* Begin *

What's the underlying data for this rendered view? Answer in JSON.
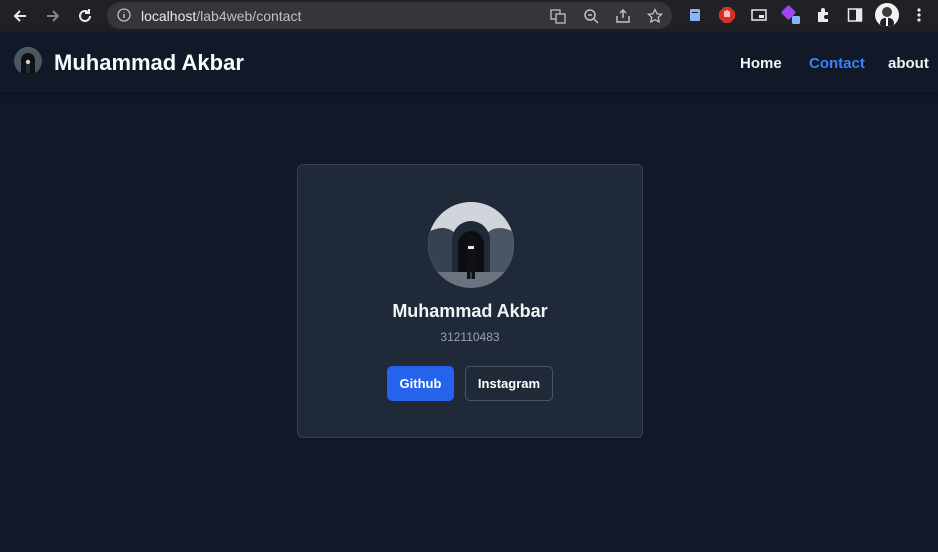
{
  "browser": {
    "url_host": "localhost",
    "url_path": "/lab4web/contact",
    "icons": [
      "back-arrow-icon",
      "forward-arrow-icon",
      "reload-icon",
      "info-icon",
      "translate-icon",
      "zoom-icon",
      "share-icon",
      "star-icon",
      "extension-icons",
      "puzzle-icon",
      "side-panel-icon",
      "profile-avatar",
      "more-vert-icon"
    ]
  },
  "site": {
    "brand_name": "Muhammad Akbar",
    "nav": {
      "home": "Home",
      "contact": "Contact",
      "about": "about"
    },
    "active_nav": "contact"
  },
  "card": {
    "name": "Muhammad Akbar",
    "id": "312110483",
    "buttons": {
      "github": "Github",
      "instagram": "Instagram"
    }
  },
  "colors": {
    "background": "#111827",
    "card": "#1f2937",
    "accent": "#3b82f6",
    "primary_button": "#2563eb"
  }
}
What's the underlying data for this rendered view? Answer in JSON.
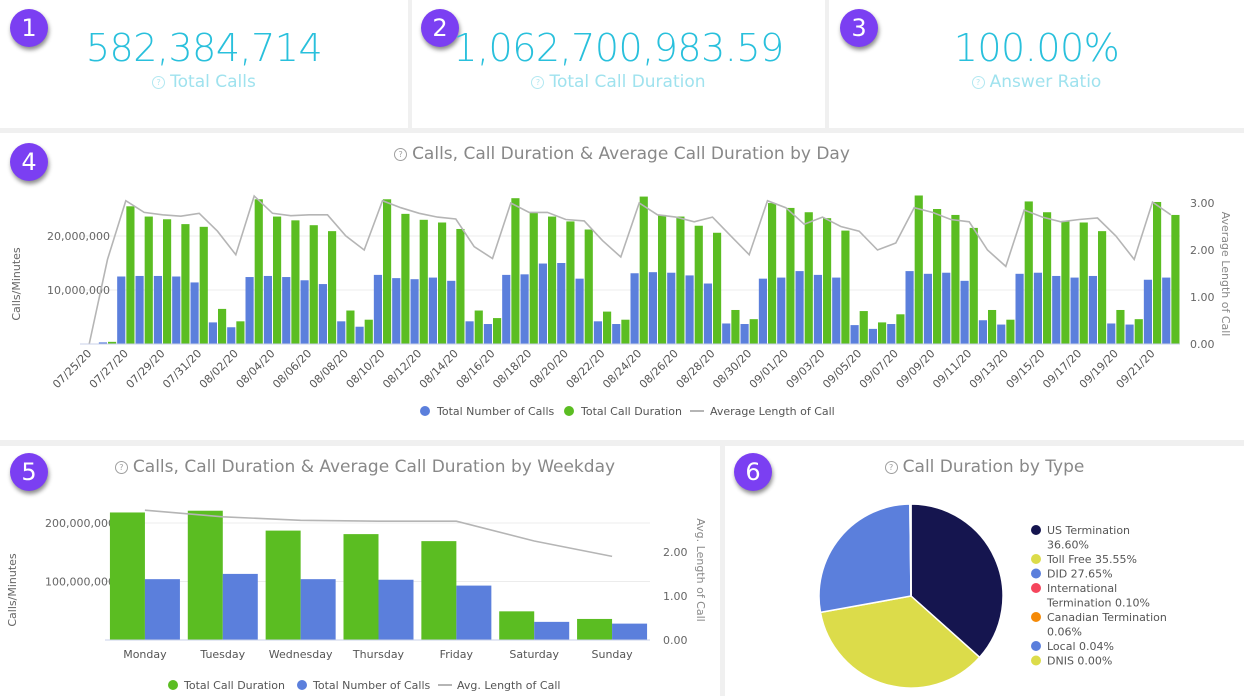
{
  "kpis": [
    {
      "badge": "1",
      "value": "582,384,714",
      "label": "Total Calls"
    },
    {
      "badge": "2",
      "value": "1,062,700,983.59",
      "label": "Total Call Duration"
    },
    {
      "badge": "3",
      "value": "100.00%",
      "label": "Answer Ratio"
    }
  ],
  "panels": {
    "daily": {
      "badge": "4",
      "title": "Calls, Call Duration & Average Call Duration by Day"
    },
    "weekday": {
      "badge": "5",
      "title": "Calls, Call Duration & Average Call Duration by Weekday"
    },
    "type": {
      "badge": "6",
      "title": "Call Duration by Type"
    }
  },
  "colors": {
    "calls": "#5b7fdc",
    "duration": "#5bbd22",
    "avg_line": "#b5b5b5",
    "kpi": "#29c0dc",
    "badge": "#7b3ff2"
  },
  "chart_data": [
    {
      "type": "bar",
      "title": "Calls, Call Duration & Average Call Duration by Day",
      "ylabel": "Calls/Minutes",
      "y2label": "Average Length of Call",
      "ylim": [
        0,
        27000000
      ],
      "y_ticks": [
        "10,000,000",
        "20,000,000"
      ],
      "y2lim": [
        0,
        3.0
      ],
      "y2_ticks": [
        "0.00",
        "1.00",
        "2.00",
        "3.00"
      ],
      "x": [
        "07/25/20",
        "07/26/20",
        "07/27/20",
        "07/28/20",
        "07/29/20",
        "07/30/20",
        "07/31/20",
        "08/01/20",
        "08/02/20",
        "08/03/20",
        "08/04/20",
        "08/05/20",
        "08/06/20",
        "08/07/20",
        "08/08/20",
        "08/09/20",
        "08/10/20",
        "08/11/20",
        "08/12/20",
        "08/13/20",
        "08/14/20",
        "08/15/20",
        "08/16/20",
        "08/17/20",
        "08/18/20",
        "08/19/20",
        "08/20/20",
        "08/21/20",
        "08/22/20",
        "08/23/20",
        "08/24/20",
        "08/25/20",
        "08/26/20",
        "08/27/20",
        "08/28/20",
        "08/29/20",
        "08/30/20",
        "08/31/20",
        "09/01/20",
        "09/02/20",
        "09/03/20",
        "09/04/20",
        "09/05/20",
        "09/06/20",
        "09/07/20",
        "09/08/20",
        "09/09/20",
        "09/10/20",
        "09/11/20",
        "09/12/20",
        "09/13/20",
        "09/14/20",
        "09/15/20",
        "09/16/20",
        "09/17/20",
        "09/18/20",
        "09/19/20",
        "09/20/20",
        "09/21/20",
        "09/22/20"
      ],
      "x_tick_labels": [
        "07/25/20",
        "07/27/20",
        "07/29/20",
        "07/31/20",
        "08/02/20",
        "08/04/20",
        "08/06/20",
        "08/08/20",
        "08/10/20",
        "08/12/20",
        "08/14/20",
        "08/16/20",
        "08/18/20",
        "08/20/20",
        "08/22/20",
        "08/24/20",
        "08/26/20",
        "08/28/20",
        "08/30/20",
        "09/01/20",
        "09/03/20",
        "09/05/20",
        "09/07/20",
        "09/09/20",
        "09/11/20",
        "09/13/20",
        "09/15/20",
        "09/17/20",
        "09/19/20",
        "09/21/20"
      ],
      "legend": "bottom",
      "grid": true,
      "series": [
        {
          "name": "Total Number of Calls",
          "kind": "bar",
          "axis": "left",
          "values": [
            0,
            300000,
            12500000,
            12600000,
            12600000,
            12500000,
            11400000,
            4000000,
            3100000,
            12400000,
            12600000,
            12400000,
            11800000,
            11100000,
            4200000,
            3200000,
            12800000,
            12200000,
            12000000,
            12300000,
            11700000,
            4200000,
            3700000,
            12800000,
            12900000,
            14900000,
            15000000,
            12100000,
            4200000,
            3700000,
            13100000,
            13300000,
            13200000,
            12700000,
            11200000,
            3800000,
            3700000,
            12100000,
            12300000,
            13500000,
            12800000,
            12300000,
            3500000,
            2800000,
            3700000,
            13500000,
            13000000,
            13200000,
            11700000,
            4400000,
            3600000,
            13000000,
            13200000,
            12600000,
            12300000,
            12600000,
            3800000,
            3600000,
            11900000,
            12300000
          ]
        },
        {
          "name": "Total Call Duration",
          "kind": "bar",
          "axis": "left",
          "values": [
            0,
            400000,
            25500000,
            23600000,
            23100000,
            22200000,
            21700000,
            6500000,
            4200000,
            26800000,
            23600000,
            22900000,
            22000000,
            20900000,
            6200000,
            4500000,
            26800000,
            24100000,
            23000000,
            22500000,
            21300000,
            6200000,
            4800000,
            27000000,
            24400000,
            23600000,
            22700000,
            21200000,
            6000000,
            4500000,
            27300000,
            23900000,
            23600000,
            21900000,
            20600000,
            6300000,
            4600000,
            26100000,
            25200000,
            24400000,
            23300000,
            21000000,
            6100000,
            4000000,
            5500000,
            27500000,
            25000000,
            23900000,
            21500000,
            6300000,
            4500000,
            26400000,
            24400000,
            22800000,
            22500000,
            20900000,
            6300000,
            4600000,
            26300000,
            23900000
          ]
        },
        {
          "name": "Average Length of Call",
          "kind": "line",
          "axis": "right",
          "values": [
            0,
            1.8,
            3.05,
            2.8,
            2.75,
            2.72,
            2.78,
            2.4,
            1.9,
            3.15,
            2.78,
            2.73,
            2.75,
            2.75,
            2.3,
            2.0,
            3.05,
            2.9,
            2.78,
            2.7,
            2.66,
            2.07,
            1.82,
            3.0,
            2.8,
            2.8,
            2.65,
            2.62,
            2.2,
            1.85,
            3.0,
            2.75,
            2.7,
            2.6,
            2.7,
            2.3,
            1.9,
            3.05,
            2.9,
            2.55,
            2.7,
            2.5,
            2.4,
            2.0,
            2.15,
            2.9,
            2.8,
            2.65,
            2.6,
            2.0,
            1.65,
            2.85,
            2.7,
            2.6,
            2.65,
            2.68,
            2.3,
            1.8,
            3.02,
            2.75
          ]
        }
      ]
    },
    {
      "type": "bar",
      "title": "Calls, Call Duration & Average Call Duration by Weekday",
      "ylabel": "Calls/Minutes",
      "y2label": "Avg. Length of Call",
      "ylim": [
        0,
        225000000
      ],
      "y_ticks": [
        "100,000,000",
        "200,000,000"
      ],
      "y2lim": [
        0,
        3.0
      ],
      "y2_ticks": [
        "0.00",
        "1.00",
        "2.00"
      ],
      "categories": [
        "Monday",
        "Tuesday",
        "Wednesday",
        "Thursday",
        "Friday",
        "Saturday",
        "Sunday"
      ],
      "legend": "bottom",
      "grid": true,
      "series": [
        {
          "name": "Total Call Duration",
          "kind": "bar",
          "axis": "left",
          "values": [
            218000000,
            221000000,
            187000000,
            181000000,
            169000000,
            49000000,
            36000000
          ]
        },
        {
          "name": "Total Number of Calls",
          "kind": "bar",
          "axis": "left",
          "values": [
            104000000,
            113000000,
            104000000,
            103000000,
            93000000,
            31000000,
            28000000
          ]
        },
        {
          "name": "Avg. Length of Call",
          "kind": "line",
          "axis": "right",
          "values": [
            2.95,
            2.8,
            2.72,
            2.7,
            2.7,
            2.25,
            1.9
          ]
        }
      ]
    },
    {
      "type": "pie",
      "title": "Call Duration by Type",
      "legend": "right",
      "slices": [
        {
          "label": "US Termination",
          "value": 36.6,
          "text": "36.60%",
          "color": "#15154f"
        },
        {
          "label": "Toll Free",
          "value": 35.55,
          "text": "35.55%",
          "color": "#dcdc4a"
        },
        {
          "label": "DID",
          "value": 27.65,
          "text": "27.65%",
          "color": "#5b7fdc"
        },
        {
          "label": "International Termination",
          "value": 0.1,
          "text": "0.10%",
          "color": "#f5455c"
        },
        {
          "label": "Canadian Termination",
          "value": 0.06,
          "text": "0.06%",
          "color": "#f58a07"
        },
        {
          "label": "Local",
          "value": 0.04,
          "text": "0.04%",
          "color": "#5b7fdc"
        },
        {
          "label": "DNIS",
          "value": 0.0,
          "text": "0.00%",
          "color": "#dcdc4a"
        }
      ]
    }
  ]
}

* End *

**Set problem**
Pick out and copy the lines of the entries that hold the string "text".

**Task solution**
          "text": "36.60%",
          "text": "35.55%",
          "text": "27.65%",
          "text": "0.10%",
          "text": "0.06%",
          "text": "0.04%",
          "text": "0.00%",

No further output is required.